» **Material to process**
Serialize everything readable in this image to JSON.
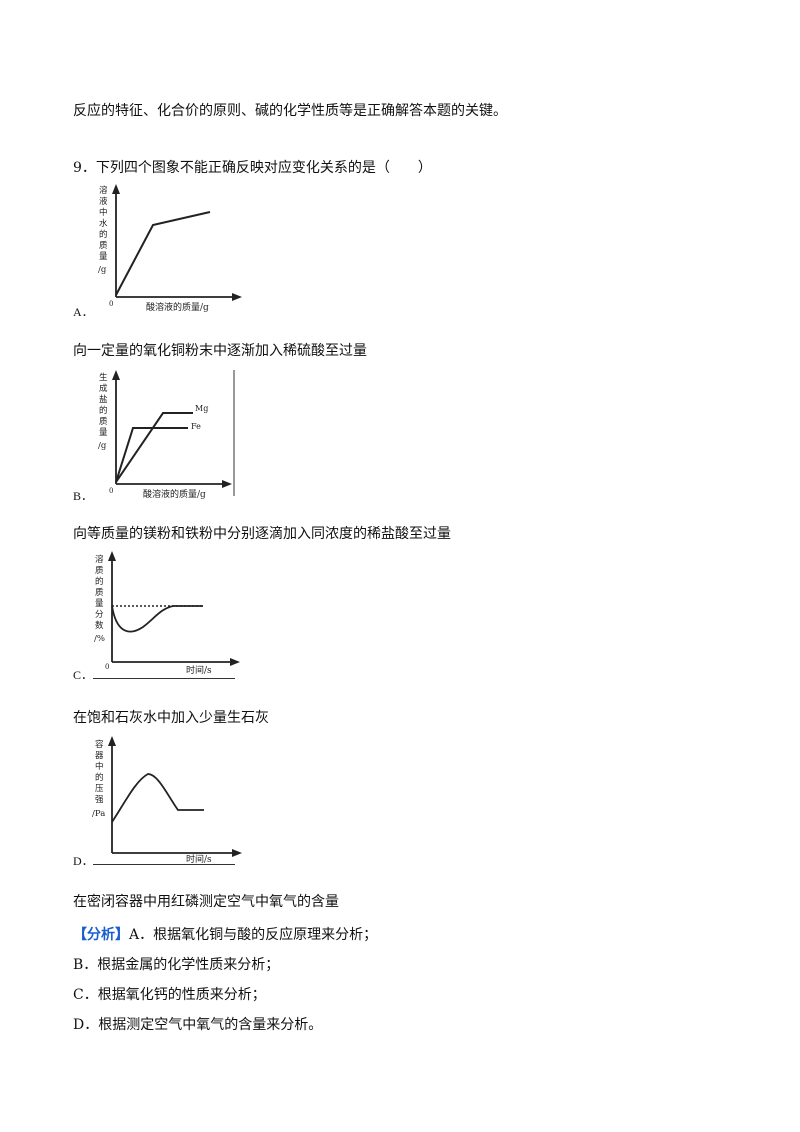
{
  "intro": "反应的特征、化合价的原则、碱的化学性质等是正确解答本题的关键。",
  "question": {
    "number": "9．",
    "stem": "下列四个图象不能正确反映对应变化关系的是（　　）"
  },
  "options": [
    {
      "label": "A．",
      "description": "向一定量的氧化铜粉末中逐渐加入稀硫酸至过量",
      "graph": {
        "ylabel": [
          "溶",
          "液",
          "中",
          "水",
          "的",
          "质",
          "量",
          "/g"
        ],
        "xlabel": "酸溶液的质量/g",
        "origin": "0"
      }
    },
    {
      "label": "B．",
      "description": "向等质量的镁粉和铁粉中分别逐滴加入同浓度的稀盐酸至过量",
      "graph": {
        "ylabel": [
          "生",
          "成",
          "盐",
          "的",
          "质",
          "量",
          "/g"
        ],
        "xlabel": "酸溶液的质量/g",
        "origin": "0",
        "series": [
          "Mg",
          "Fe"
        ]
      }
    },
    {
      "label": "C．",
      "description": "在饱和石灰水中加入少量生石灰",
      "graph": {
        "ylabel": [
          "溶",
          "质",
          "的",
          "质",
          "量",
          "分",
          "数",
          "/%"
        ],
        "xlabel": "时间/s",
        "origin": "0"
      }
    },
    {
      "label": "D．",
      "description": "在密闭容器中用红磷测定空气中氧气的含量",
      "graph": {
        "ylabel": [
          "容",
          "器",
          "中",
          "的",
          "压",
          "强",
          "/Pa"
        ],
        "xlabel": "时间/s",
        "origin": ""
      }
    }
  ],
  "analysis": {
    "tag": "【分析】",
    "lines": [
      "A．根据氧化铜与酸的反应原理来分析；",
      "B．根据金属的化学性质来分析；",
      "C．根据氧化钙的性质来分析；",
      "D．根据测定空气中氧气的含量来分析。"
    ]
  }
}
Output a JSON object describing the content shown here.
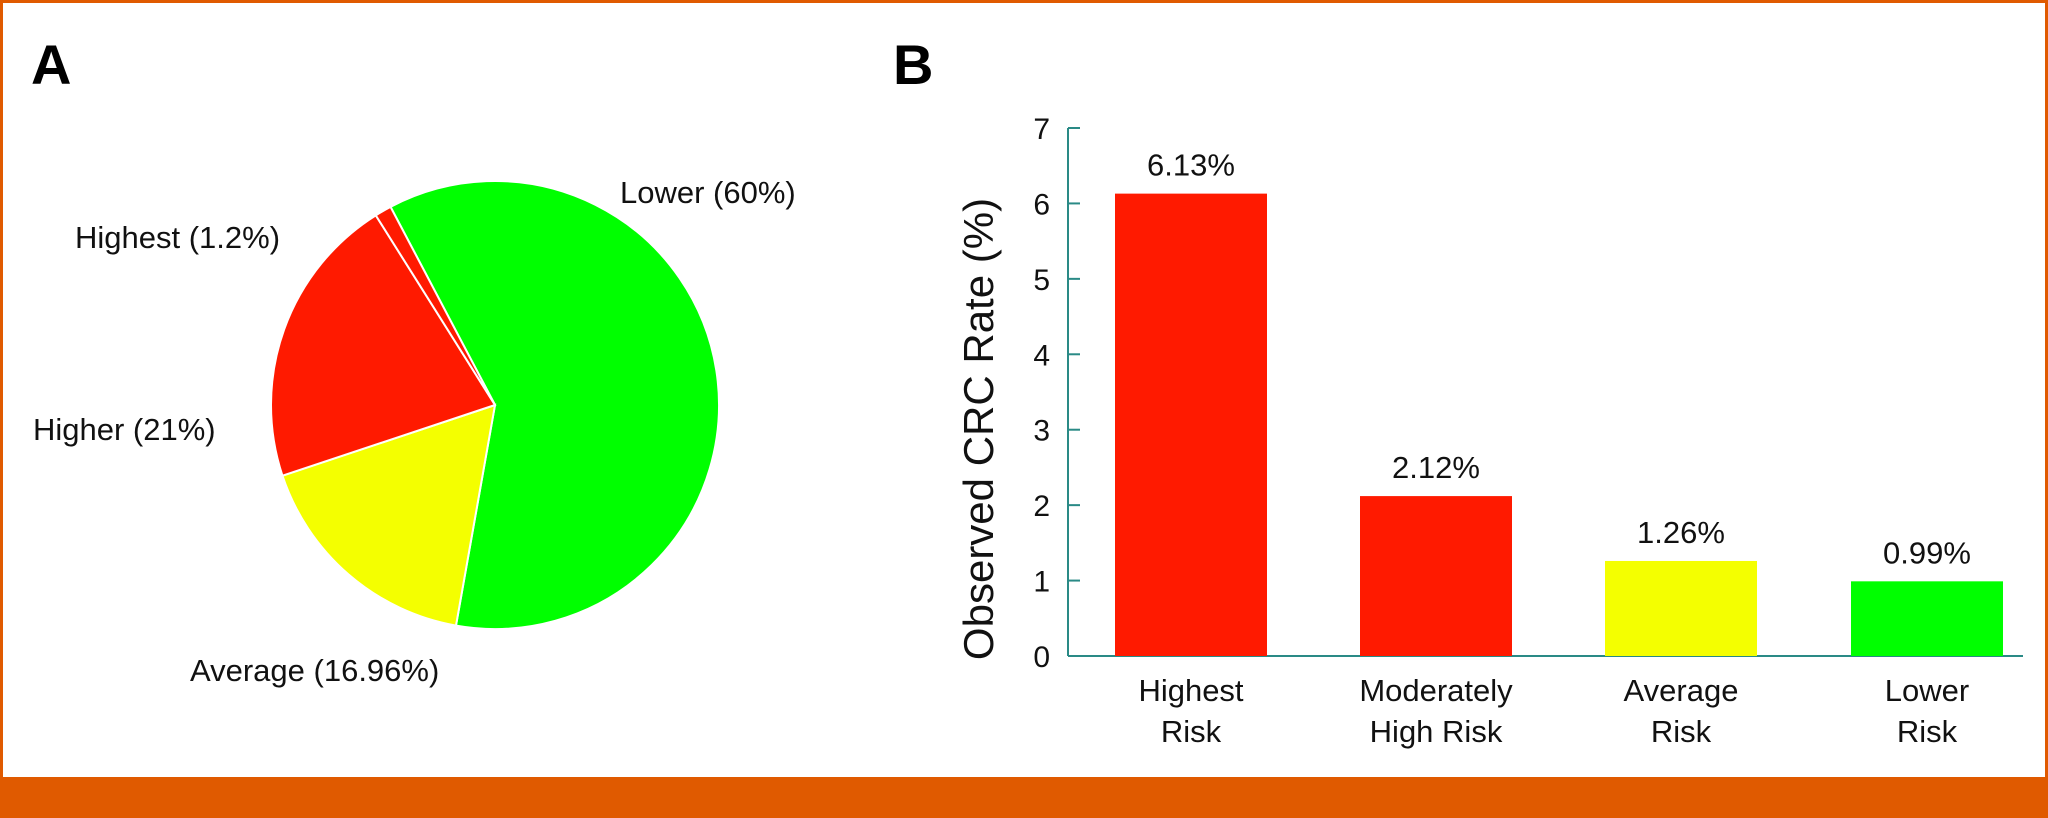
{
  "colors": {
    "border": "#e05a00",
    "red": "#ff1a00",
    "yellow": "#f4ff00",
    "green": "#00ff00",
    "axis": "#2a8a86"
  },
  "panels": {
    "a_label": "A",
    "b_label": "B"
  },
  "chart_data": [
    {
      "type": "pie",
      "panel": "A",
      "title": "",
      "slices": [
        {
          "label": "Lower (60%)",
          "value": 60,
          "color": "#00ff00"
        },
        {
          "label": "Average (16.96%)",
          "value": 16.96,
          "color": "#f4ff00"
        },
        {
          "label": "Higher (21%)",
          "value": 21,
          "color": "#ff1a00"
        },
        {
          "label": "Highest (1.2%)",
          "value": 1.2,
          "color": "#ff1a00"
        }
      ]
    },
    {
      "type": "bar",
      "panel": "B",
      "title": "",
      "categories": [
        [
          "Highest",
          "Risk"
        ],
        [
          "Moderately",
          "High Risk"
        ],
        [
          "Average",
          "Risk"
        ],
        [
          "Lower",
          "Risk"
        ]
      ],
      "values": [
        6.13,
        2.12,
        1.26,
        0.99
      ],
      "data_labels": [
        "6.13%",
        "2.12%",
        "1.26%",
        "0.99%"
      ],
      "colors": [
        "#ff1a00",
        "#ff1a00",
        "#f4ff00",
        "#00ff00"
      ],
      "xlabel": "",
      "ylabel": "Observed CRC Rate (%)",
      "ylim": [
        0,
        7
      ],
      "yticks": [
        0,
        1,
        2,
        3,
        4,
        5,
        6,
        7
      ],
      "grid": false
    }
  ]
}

» **Instruction**
Write the records out once more, exactly as they appear, with no pictures.

» **Answer to the problem**
Serialize everything readable in this image to JSON.
{
  "intro": "反应的特征、化合价的原则、碱的化学性质等是正确解答本题的关键。",
  "question": {
    "number": "9．",
    "stem": "下列四个图象不能正确反映对应变化关系的是（　　）"
  },
  "options": [
    {
      "label": "A．",
      "description": "向一定量的氧化铜粉末中逐渐加入稀硫酸至过量",
      "graph": {
        "ylabel": [
          "溶",
          "液",
          "中",
          "水",
          "的",
          "质",
          "量",
          "/g"
        ],
        "xlabel": "酸溶液的质量/g",
        "origin": "0"
      }
    },
    {
      "label": "B．",
      "description": "向等质量的镁粉和铁粉中分别逐滴加入同浓度的稀盐酸至过量",
      "graph": {
        "ylabel": [
          "生",
          "成",
          "盐",
          "的",
          "质",
          "量",
          "/g"
        ],
        "xlabel": "酸溶液的质量/g",
        "origin": "0",
        "series": [
          "Mg",
          "Fe"
        ]
      }
    },
    {
      "label": "C．",
      "description": "在饱和石灰水中加入少量生石灰",
      "graph": {
        "ylabel": [
          "溶",
          "质",
          "的",
          "质",
          "量",
          "分",
          "数",
          "/%"
        ],
        "xlabel": "时间/s",
        "origin": "0"
      }
    },
    {
      "label": "D．",
      "description": "在密闭容器中用红磷测定空气中氧气的含量",
      "graph": {
        "ylabel": [
          "容",
          "器",
          "中",
          "的",
          "压",
          "强",
          "/Pa"
        ],
        "xlabel": "时间/s",
        "origin": ""
      }
    }
  ],
  "analysis": {
    "tag": "【分析】",
    "lines": [
      "A．根据氧化铜与酸的反应原理来分析；",
      "B．根据金属的化学性质来分析；",
      "C．根据氧化钙的性质来分析；",
      "D．根据测定空气中氧气的含量来分析。"
    ]
  }
}
Output a JSON object describing the content shown here.
{
  "colors": {
    "border": "#e05a00",
    "red": "#ff1a00",
    "yellow": "#f4ff00",
    "green": "#00ff00",
    "axis": "#2a8a86"
  },
  "panels": {
    "a_label": "A",
    "b_label": "B"
  },
  "chart_data": [
    {
      "type": "pie",
      "panel": "A",
      "title": "",
      "slices": [
        {
          "label": "Lower (60%)",
          "value": 60,
          "color": "#00ff00"
        },
        {
          "label": "Average (16.96%)",
          "value": 16.96,
          "color": "#f4ff00"
        },
        {
          "label": "Higher (21%)",
          "value": 21,
          "color": "#ff1a00"
        },
        {
          "label": "Highest (1.2%)",
          "value": 1.2,
          "color": "#ff1a00"
        }
      ]
    },
    {
      "type": "bar",
      "panel": "B",
      "title": "",
      "categories": [
        [
          "Highest",
          "Risk"
        ],
        [
          "Moderately",
          "High Risk"
        ],
        [
          "Average",
          "Risk"
        ],
        [
          "Lower",
          "Risk"
        ]
      ],
      "values": [
        6.13,
        2.12,
        1.26,
        0.99
      ],
      "data_labels": [
        "6.13%",
        "2.12%",
        "1.26%",
        "0.99%"
      ],
      "colors": [
        "#ff1a00",
        "#ff1a00",
        "#f4ff00",
        "#00ff00"
      ],
      "xlabel": "",
      "ylabel": "Observed CRC Rate (%)",
      "ylim": [
        0,
        7
      ],
      "yticks": [
        0,
        1,
        2,
        3,
        4,
        5,
        6,
        7
      ],
      "grid": false
    }
  ]
}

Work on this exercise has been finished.